**** Data in this exercise
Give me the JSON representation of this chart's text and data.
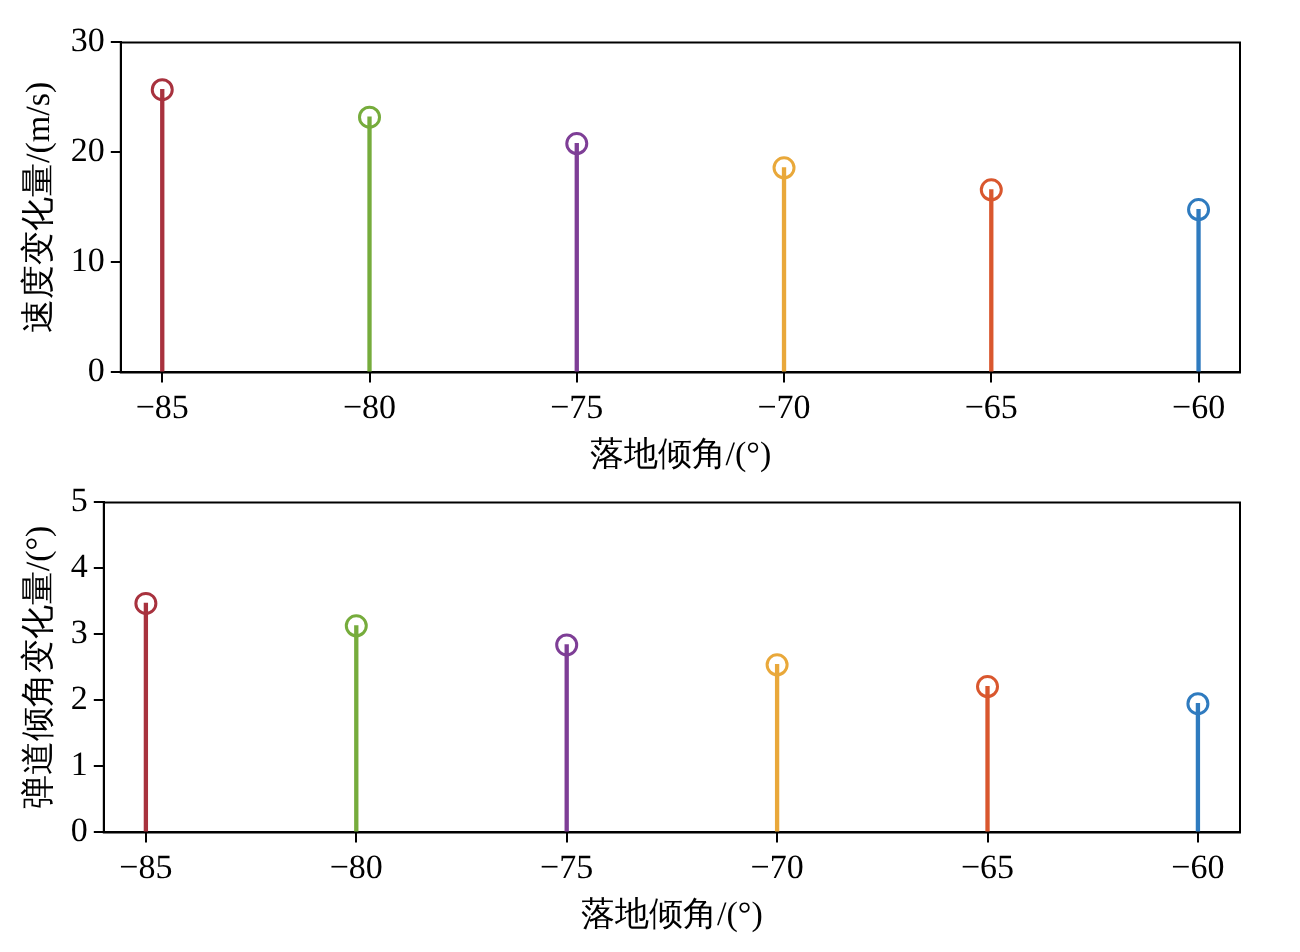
{
  "chart_data": [
    {
      "type": "lollipop",
      "x": [
        -85,
        -80,
        -75,
        -70,
        -65,
        -60
      ],
      "values": [
        25.7,
        23.2,
        20.8,
        18.6,
        16.6,
        14.8
      ],
      "colors": [
        "#a8323e",
        "#76ac3c",
        "#7e3e96",
        "#e9a83a",
        "#d9572e",
        "#2f7bbf"
      ],
      "xlabel": "落地倾角/(°)",
      "ylabel": "速度变化量/(m/s)",
      "xlim": [
        -86,
        -59
      ],
      "xticks": [
        -85,
        -80,
        -75,
        -70,
        -65,
        -60
      ],
      "ylim": [
        0,
        30
      ],
      "yticks": [
        0,
        10,
        20,
        30
      ],
      "marker": "circle",
      "grid": false,
      "legend": false
    },
    {
      "type": "lollipop",
      "x": [
        -85,
        -80,
        -75,
        -70,
        -65,
        -60
      ],
      "values": [
        3.47,
        3.13,
        2.84,
        2.54,
        2.21,
        1.95
      ],
      "colors": [
        "#a8323e",
        "#76ac3c",
        "#7e3e96",
        "#e9a83a",
        "#d9572e",
        "#2f7bbf"
      ],
      "xlabel": "落地倾角/(°)",
      "ylabel": "弹道倾角变化量/(°)",
      "xlim": [
        -86,
        -59
      ],
      "xticks": [
        -85,
        -80,
        -75,
        -70,
        -65,
        -60
      ],
      "ylim": [
        0,
        5
      ],
      "yticks": [
        0,
        1,
        2,
        3,
        4,
        5
      ],
      "marker": "circle",
      "grid": false,
      "legend": false
    }
  ]
}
********
The records above are to be reproduced exactly; the pictures are to be left out.

Give me the JSON representation of this chart's text and data.
{
  "chart_data": [
    {
      "type": "lollipop",
      "x": [
        -85,
        -80,
        -75,
        -70,
        -65,
        -60
      ],
      "values": [
        25.7,
        23.2,
        20.8,
        18.6,
        16.6,
        14.8
      ],
      "colors": [
        "#a8323e",
        "#76ac3c",
        "#7e3e96",
        "#e9a83a",
        "#d9572e",
        "#2f7bbf"
      ],
      "xlabel": "落地倾角/(°)",
      "ylabel": "速度变化量/(m/s)",
      "xlim": [
        -86,
        -59
      ],
      "xticks": [
        -85,
        -80,
        -75,
        -70,
        -65,
        -60
      ],
      "ylim": [
        0,
        30
      ],
      "yticks": [
        0,
        10,
        20,
        30
      ],
      "marker": "circle",
      "grid": false,
      "legend": false
    },
    {
      "type": "lollipop",
      "x": [
        -85,
        -80,
        -75,
        -70,
        -65,
        -60
      ],
      "values": [
        3.47,
        3.13,
        2.84,
        2.54,
        2.21,
        1.95
      ],
      "colors": [
        "#a8323e",
        "#76ac3c",
        "#7e3e96",
        "#e9a83a",
        "#d9572e",
        "#2f7bbf"
      ],
      "xlabel": "落地倾角/(°)",
      "ylabel": "弹道倾角变化量/(°)",
      "xlim": [
        -86,
        -59
      ],
      "xticks": [
        -85,
        -80,
        -75,
        -70,
        -65,
        -60
      ],
      "ylim": [
        0,
        5
      ],
      "yticks": [
        0,
        1,
        2,
        3,
        4,
        5
      ],
      "marker": "circle",
      "grid": false,
      "legend": false
    }
  ]
}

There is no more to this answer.